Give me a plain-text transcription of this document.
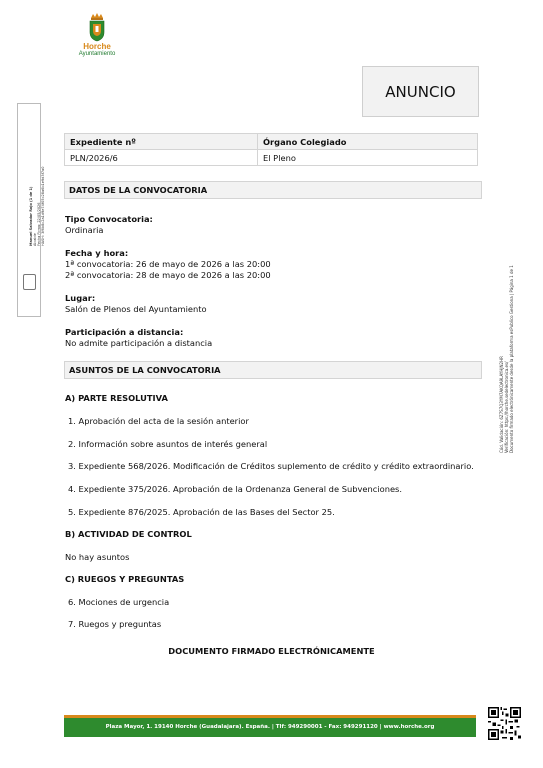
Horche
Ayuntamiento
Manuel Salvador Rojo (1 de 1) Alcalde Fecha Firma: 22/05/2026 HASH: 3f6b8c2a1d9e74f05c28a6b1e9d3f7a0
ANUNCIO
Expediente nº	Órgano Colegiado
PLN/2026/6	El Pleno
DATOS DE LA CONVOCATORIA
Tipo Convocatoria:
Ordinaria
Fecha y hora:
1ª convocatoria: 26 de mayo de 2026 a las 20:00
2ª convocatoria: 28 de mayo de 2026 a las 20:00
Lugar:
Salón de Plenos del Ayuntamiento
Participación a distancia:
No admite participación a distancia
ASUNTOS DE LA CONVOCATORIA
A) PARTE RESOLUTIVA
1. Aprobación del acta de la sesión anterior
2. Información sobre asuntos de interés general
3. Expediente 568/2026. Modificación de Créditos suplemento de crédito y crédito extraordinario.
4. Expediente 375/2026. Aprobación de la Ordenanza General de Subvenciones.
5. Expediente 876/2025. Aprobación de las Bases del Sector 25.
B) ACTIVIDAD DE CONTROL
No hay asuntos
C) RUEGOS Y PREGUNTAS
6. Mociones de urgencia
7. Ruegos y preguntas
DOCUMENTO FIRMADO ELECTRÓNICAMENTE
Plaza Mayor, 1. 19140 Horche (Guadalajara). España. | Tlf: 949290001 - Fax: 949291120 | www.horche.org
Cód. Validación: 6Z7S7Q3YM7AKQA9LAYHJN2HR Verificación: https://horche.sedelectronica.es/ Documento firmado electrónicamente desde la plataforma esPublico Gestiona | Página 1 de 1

• • • •

### Required work
Exclude the pictures, and transcribe all of the material exactly.

### The reply
Give me a plain-text transcription of this document.
Horche
Ayuntamiento
Manuel Salvador Rojo (1 de 1) Alcalde Fecha Firma: 22/05/2026 HASH: 3f6b8c2a1d9e74f05c28a6b1e9d3f7a0
ANUNCIO
Expediente nº	Órgano Colegiado
PLN/2026/6	El Pleno
DATOS DE LA CONVOCATORIA
Tipo Convocatoria:
Ordinaria
Fecha y hora:
1ª convocatoria: 26 de mayo de 2026 a las 20:00
2ª convocatoria: 28 de mayo de 2026 a las 20:00
Lugar:
Salón de Plenos del Ayuntamiento
Participación a distancia:
No admite participación a distancia
ASUNTOS DE LA CONVOCATORIA
A) PARTE RESOLUTIVA
1. Aprobación del acta de la sesión anterior
2. Información sobre asuntos de interés general
3. Expediente 568/2026. Modificación de Créditos suplemento de crédito y crédito extraordinario.
4. Expediente 375/2026. Aprobación de la Ordenanza General de Subvenciones.
5. Expediente 876/2025. Aprobación de las Bases del Sector 25.
B) ACTIVIDAD DE CONTROL
No hay asuntos
C) RUEGOS Y PREGUNTAS
6. Mociones de urgencia
7. Ruegos y preguntas
DOCUMENTO FIRMADO ELECTRÓNICAMENTE
Plaza Mayor, 1. 19140 Horche (Guadalajara). España. | Tlf: 949290001 - Fax: 949291120 | www.horche.org
Cód. Validación: 6Z7S7Q3YM7AKQA9LAYHJN2HR Verificación: https://horche.sedelectronica.es/ Documento firmado electrónicamente desde la plataforma esPublico Gestiona | Página 1 de 1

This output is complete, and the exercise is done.